TEXT SEGMENT:
Americans pretend that social class does not matter, that anyone can rise to the top given enough effort. This myth depends on the continuation of a very selective historical memory, indeed, a lie.
It began with the British and those who intentionally left there to come here. Even colonists divided the classes with poor people and criminals at the bottom–whores, discharged English soldiers, robbers, highwaymen; the saddest of the lot were the orphans, rounded up, loaded on ships bound for America, sold as indentured servants. Often these contracts were repeatedly resold with no routes for the individuals to escape. The rigid English class conditions continued here. People of higher classes in the colonies referred to the poor as waste, rubbish, and trash.
John Locke, often considered the father of constitutional government, favored slavery and aristocratic society. He endorsed an aristocratic constitutional government and called the poor, landless, lazy lubbers. Because the southern colonies lacked sufficient land lubbers and land owners believed Africans more suitable for hot, humid swamp clearance, they petitioned for slaves–previously illegal in Georgia, for example. These wealthy landowners also viewed poor whites as too lazy to work.

WRITTEN PROBLEM A:
Transcribe everything in the social class passage from "Americans pretend that" down to "indeed, a lie.".
WRITTEN PROBLEM B:
In the social class passage, what did people of higher classes in the colonies call the poor?
Rely only on the social class passage.

RAW DATA:

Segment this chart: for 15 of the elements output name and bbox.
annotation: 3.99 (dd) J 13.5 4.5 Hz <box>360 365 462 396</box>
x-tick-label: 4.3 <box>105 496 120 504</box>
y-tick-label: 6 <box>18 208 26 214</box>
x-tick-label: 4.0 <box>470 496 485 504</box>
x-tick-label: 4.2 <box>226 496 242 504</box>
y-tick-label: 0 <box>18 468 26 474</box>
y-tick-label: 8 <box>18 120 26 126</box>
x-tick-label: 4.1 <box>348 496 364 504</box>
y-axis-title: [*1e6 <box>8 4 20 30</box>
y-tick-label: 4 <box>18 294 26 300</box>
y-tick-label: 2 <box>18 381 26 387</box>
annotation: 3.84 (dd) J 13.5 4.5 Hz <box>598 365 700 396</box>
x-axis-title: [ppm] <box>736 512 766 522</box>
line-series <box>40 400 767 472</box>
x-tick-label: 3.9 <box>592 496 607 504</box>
* * *
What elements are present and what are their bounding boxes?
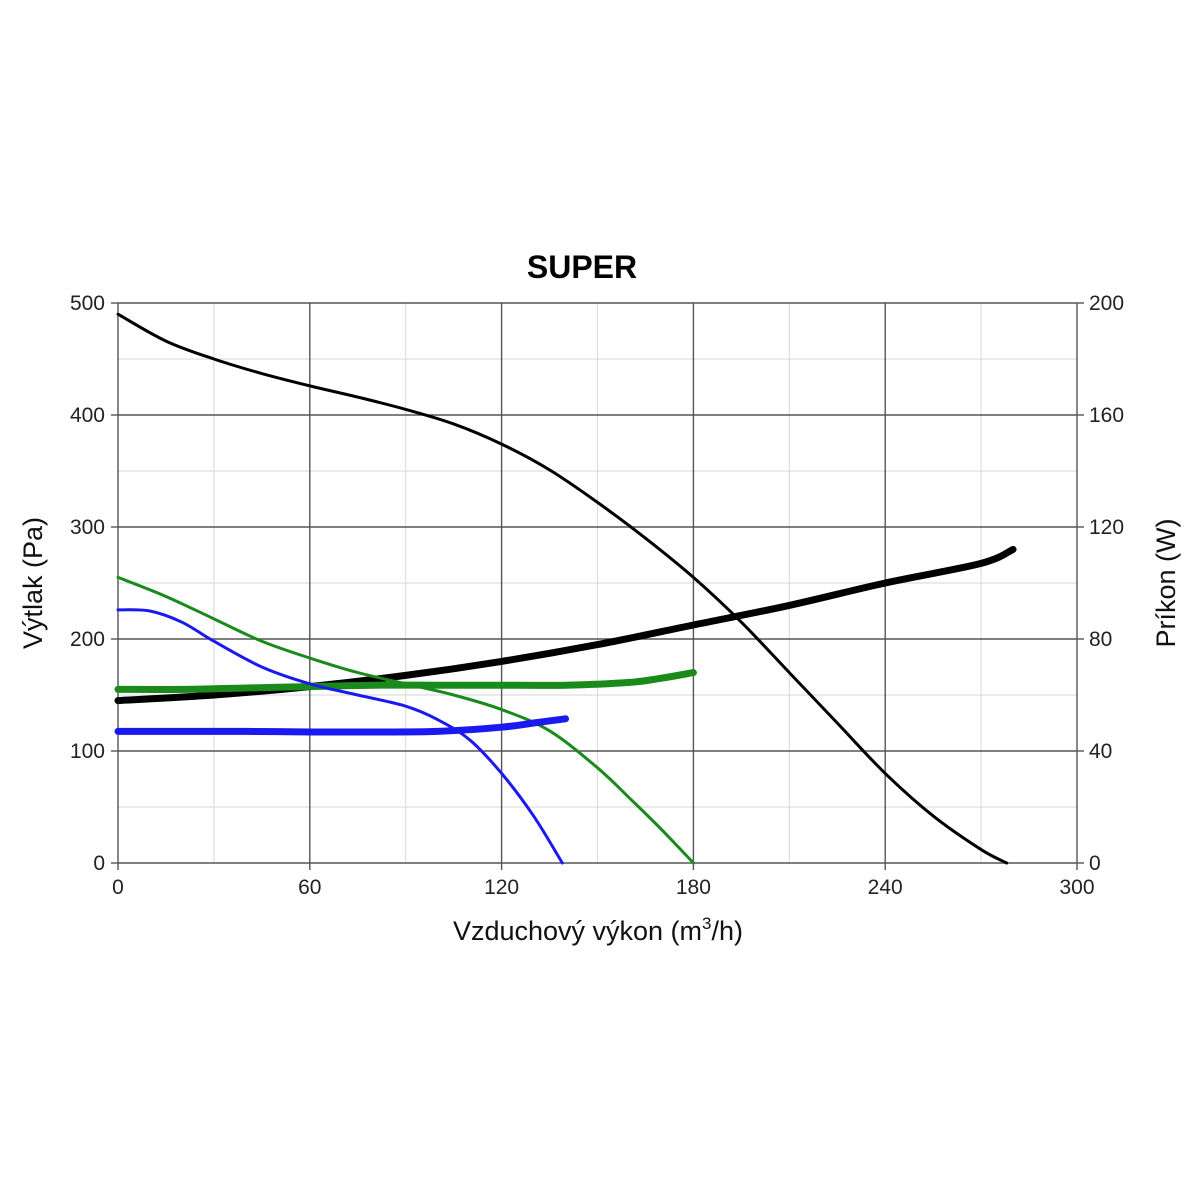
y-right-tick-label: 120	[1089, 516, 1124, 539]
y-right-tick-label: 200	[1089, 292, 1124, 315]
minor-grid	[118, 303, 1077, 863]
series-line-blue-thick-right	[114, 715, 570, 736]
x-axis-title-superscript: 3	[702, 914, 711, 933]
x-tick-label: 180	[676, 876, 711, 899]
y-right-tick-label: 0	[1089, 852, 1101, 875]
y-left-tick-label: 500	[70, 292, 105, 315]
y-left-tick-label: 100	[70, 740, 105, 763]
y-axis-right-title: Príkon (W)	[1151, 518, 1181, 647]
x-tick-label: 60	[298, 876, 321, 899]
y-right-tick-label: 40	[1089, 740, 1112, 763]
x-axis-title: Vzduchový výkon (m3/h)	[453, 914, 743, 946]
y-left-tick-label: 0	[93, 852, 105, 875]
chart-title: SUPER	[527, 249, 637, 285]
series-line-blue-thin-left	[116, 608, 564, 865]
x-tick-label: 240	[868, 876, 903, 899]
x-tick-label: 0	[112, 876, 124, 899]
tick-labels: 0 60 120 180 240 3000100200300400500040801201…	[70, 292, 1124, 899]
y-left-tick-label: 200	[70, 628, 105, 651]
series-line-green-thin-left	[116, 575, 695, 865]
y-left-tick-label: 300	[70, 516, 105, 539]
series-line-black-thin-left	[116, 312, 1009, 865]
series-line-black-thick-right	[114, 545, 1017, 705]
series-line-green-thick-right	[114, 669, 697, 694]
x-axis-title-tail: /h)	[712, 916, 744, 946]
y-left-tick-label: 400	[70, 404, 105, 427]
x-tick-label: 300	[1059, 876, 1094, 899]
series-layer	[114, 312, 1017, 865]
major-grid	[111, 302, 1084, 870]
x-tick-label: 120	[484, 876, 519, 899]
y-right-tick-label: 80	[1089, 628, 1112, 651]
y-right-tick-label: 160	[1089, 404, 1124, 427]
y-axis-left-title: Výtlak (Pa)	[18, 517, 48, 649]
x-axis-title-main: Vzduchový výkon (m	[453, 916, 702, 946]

FULL ANSWER A:
Americans pretend that social class does not matter, that anyone can rise to the top given enough effort. This myth depends on the continuation of a very selective historical memory, indeed, a lie.

FULL ANSWER B:
Waste, rubbish, and trash.